From the listing below, extract each line containing the string "color".

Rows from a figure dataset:
------
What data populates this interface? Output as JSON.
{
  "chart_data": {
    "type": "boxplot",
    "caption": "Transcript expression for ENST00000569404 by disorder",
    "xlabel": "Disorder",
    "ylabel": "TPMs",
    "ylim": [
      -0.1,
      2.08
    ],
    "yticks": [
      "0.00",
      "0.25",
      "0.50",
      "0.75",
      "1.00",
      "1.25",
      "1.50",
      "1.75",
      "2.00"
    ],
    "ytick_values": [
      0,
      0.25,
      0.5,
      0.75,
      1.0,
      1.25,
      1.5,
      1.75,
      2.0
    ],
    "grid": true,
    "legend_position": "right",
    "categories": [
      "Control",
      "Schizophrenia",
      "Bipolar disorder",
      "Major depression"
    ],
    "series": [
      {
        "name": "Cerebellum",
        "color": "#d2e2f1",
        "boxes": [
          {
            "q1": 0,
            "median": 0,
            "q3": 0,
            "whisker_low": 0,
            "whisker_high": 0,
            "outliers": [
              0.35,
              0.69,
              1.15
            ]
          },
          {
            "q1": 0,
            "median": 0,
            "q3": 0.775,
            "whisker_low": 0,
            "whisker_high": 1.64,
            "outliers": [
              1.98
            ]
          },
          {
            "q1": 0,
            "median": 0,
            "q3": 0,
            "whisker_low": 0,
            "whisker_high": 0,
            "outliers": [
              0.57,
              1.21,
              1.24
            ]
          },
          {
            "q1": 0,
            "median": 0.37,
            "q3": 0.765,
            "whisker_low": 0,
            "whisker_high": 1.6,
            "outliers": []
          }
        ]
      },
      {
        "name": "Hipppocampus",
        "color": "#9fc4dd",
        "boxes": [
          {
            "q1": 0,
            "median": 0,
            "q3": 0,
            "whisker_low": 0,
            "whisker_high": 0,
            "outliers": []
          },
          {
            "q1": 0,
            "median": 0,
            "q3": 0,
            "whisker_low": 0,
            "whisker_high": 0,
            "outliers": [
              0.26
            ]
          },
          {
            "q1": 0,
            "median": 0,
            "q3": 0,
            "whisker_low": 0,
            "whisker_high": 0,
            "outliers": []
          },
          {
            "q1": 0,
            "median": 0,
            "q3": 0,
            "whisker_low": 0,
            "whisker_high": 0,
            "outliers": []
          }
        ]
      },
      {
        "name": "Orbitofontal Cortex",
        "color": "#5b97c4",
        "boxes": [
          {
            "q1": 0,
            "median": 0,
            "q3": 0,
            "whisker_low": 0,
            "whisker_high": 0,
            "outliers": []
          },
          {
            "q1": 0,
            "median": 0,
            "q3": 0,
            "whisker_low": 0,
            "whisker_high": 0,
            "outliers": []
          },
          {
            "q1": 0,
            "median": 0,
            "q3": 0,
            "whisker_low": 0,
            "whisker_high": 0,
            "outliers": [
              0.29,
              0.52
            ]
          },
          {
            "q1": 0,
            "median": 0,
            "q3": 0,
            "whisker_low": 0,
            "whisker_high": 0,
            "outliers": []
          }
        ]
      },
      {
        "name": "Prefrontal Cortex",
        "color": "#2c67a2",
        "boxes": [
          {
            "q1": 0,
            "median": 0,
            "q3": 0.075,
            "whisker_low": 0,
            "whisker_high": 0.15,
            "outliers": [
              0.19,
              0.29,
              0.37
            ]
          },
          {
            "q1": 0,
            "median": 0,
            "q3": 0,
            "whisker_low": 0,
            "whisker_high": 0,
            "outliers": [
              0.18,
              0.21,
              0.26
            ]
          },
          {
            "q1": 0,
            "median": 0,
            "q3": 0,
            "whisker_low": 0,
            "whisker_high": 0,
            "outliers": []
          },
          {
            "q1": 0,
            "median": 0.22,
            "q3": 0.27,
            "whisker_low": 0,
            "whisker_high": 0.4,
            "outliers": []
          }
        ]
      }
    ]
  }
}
------
**Final result:**
        "color": "#d2e2f1",
        "color": "#9fc4dd",
        "color": "#5b97c4",
        "color": "#2c67a2",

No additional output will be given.